## What you have to do
In the entries below, find every line holding the string "historia" and collect it.
— BEGIN Records to process —
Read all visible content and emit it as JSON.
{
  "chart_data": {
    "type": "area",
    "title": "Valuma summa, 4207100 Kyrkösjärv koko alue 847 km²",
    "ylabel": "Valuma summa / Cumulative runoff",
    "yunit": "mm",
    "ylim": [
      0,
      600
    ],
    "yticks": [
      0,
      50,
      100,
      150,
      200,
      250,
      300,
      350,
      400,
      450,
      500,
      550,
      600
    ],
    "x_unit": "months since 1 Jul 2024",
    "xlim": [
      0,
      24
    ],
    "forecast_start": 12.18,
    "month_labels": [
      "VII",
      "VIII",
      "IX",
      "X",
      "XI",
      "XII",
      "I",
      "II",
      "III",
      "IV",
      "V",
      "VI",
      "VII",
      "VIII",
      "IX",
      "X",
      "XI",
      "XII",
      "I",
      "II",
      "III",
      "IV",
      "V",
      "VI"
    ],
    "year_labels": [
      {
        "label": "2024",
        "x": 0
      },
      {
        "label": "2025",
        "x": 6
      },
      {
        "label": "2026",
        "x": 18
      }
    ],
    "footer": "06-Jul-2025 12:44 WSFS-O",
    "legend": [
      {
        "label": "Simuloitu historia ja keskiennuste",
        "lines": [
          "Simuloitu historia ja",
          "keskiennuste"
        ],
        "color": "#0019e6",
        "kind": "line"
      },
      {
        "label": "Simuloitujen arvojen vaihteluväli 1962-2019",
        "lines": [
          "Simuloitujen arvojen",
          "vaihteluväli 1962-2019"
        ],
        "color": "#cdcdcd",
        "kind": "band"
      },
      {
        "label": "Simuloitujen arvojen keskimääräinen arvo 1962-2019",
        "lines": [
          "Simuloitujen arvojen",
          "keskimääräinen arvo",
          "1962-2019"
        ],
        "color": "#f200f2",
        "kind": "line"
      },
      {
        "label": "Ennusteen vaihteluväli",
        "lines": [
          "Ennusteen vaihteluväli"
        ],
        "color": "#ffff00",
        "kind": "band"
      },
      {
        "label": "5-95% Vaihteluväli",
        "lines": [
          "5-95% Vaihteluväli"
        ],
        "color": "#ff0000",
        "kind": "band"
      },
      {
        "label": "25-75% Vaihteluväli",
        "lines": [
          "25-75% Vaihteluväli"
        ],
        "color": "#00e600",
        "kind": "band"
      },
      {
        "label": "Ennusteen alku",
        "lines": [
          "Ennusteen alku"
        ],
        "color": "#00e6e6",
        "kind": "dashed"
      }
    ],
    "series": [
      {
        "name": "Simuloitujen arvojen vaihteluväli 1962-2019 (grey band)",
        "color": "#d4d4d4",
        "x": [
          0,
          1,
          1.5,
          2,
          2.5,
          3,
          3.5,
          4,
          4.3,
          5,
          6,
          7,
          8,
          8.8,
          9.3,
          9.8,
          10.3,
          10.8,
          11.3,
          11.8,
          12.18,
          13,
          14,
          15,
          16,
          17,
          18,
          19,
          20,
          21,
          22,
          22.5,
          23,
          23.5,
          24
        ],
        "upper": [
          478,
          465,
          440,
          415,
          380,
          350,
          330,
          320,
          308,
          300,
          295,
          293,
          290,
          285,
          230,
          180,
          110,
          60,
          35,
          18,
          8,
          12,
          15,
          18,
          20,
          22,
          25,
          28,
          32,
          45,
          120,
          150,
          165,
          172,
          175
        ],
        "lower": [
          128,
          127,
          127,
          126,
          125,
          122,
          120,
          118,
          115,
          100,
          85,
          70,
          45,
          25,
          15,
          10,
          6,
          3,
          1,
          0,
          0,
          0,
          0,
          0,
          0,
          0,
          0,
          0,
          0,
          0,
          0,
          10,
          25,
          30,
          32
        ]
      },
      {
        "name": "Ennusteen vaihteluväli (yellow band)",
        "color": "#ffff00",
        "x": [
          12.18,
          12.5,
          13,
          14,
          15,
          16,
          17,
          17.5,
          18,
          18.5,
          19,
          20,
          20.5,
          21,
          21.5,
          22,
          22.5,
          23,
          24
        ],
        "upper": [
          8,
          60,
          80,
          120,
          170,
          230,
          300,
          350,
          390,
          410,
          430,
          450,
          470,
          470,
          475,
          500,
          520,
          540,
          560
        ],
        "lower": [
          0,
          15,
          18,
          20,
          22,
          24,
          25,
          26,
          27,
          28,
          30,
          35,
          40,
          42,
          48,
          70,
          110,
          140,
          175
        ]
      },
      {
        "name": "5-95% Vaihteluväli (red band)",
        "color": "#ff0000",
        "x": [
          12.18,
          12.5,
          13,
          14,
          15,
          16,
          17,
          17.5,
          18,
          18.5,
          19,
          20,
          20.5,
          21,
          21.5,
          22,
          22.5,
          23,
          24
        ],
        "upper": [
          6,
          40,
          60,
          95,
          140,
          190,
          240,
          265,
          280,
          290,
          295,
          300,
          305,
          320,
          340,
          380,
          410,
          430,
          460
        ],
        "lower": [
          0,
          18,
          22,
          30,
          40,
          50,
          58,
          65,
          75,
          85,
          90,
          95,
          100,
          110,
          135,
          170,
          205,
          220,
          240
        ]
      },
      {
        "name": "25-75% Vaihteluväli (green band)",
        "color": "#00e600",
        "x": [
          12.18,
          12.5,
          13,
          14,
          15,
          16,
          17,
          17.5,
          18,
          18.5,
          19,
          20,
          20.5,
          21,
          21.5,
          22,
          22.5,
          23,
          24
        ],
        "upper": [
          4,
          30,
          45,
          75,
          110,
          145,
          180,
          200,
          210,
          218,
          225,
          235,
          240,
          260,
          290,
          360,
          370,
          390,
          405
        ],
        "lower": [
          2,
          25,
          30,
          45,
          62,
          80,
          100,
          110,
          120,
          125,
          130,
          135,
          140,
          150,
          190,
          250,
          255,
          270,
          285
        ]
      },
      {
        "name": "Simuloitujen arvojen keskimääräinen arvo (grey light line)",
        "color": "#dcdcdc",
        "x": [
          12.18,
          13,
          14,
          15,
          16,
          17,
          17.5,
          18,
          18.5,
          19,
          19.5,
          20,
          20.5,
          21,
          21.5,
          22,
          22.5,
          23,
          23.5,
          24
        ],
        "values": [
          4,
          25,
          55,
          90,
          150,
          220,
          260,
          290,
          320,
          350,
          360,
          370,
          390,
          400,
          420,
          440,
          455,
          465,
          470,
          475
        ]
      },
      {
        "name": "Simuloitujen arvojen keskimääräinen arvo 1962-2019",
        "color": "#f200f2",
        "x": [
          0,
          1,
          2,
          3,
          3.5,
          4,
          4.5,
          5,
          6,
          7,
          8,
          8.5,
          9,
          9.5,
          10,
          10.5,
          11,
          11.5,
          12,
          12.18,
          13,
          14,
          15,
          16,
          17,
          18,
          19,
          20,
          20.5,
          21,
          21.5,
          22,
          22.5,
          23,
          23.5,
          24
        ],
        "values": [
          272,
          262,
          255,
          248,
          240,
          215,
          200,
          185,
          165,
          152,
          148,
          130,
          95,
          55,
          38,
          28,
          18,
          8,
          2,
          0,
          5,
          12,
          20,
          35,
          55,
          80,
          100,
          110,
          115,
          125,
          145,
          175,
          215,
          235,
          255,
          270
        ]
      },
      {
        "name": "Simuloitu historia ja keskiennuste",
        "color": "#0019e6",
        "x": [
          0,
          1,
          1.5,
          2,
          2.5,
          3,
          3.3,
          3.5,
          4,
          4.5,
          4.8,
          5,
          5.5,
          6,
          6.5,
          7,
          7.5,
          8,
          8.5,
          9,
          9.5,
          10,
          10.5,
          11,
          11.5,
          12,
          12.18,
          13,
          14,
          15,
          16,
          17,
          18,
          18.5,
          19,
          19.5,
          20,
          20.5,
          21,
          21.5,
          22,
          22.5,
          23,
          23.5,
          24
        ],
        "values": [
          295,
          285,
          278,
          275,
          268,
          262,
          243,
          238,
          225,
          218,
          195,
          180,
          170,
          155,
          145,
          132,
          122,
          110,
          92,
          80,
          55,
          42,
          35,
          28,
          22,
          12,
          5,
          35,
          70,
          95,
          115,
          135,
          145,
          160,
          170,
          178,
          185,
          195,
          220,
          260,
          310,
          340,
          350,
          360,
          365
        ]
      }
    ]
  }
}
— END Records to process —
## Solution to this problem
        "label": "Simuloitu historia ja keskiennuste",
          "Simuloitu historia ja",
        "name": "Simuloitu historia ja keskiennuste",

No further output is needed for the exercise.